Each entry needs to be restated exactly as written.

>> Begin MATERIAL FOR THIS EXERCISE

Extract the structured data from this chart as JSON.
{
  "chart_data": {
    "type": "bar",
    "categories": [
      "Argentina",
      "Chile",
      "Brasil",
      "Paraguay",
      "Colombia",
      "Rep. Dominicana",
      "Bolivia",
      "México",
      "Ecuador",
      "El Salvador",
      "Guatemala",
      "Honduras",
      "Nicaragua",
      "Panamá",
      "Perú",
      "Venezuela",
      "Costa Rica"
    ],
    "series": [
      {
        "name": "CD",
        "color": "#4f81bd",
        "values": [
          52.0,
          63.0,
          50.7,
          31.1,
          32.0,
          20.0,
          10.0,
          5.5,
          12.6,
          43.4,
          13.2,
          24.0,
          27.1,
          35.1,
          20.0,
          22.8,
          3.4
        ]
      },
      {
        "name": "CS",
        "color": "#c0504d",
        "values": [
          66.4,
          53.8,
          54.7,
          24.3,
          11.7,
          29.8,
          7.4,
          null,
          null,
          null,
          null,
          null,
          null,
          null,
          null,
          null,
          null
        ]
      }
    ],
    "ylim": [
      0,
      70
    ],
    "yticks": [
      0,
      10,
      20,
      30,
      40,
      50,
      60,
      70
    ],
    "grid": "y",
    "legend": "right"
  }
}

>> End MATERIAL FOR THIS EXERCISE

### SOLUTION
Extract the structured data from this chart as JSON.
{
  "chart_data": {
    "type": "bar",
    "categories": [
      "Argentina",
      "Chile",
      "Brasil",
      "Paraguay",
      "Colombia",
      "Rep. Dominicana",
      "Bolivia",
      "México",
      "Ecuador",
      "El Salvador",
      "Guatemala",
      "Honduras",
      "Nicaragua",
      "Panamá",
      "Perú",
      "Venezuela",
      "Costa Rica"
    ],
    "series": [
      {
        "name": "CD",
        "color": "#4f81bd",
        "values": [
          52.0,
          63.0,
          50.7,
          31.1,
          32.0,
          20.0,
          10.0,
          5.5,
          12.6,
          43.4,
          13.2,
          24.0,
          27.1,
          35.1,
          20.0,
          22.8,
          3.4
        ]
      },
      {
        "name": "CS",
        "color": "#c0504d",
        "values": [
          66.4,
          53.8,
          54.7,
          24.3,
          11.7,
          29.8,
          7.4,
          null,
          null,
          null,
          null,
          null,
          null,
          null,
          null,
          null,
          null
        ]
      }
    ],
    "ylim": [
      0,
      70
    ],
    "yticks": [
      0,
      10,
      20,
      30,
      40,
      50,
      60,
      70
    ],
    "grid": "y",
    "legend": "right"
  }
}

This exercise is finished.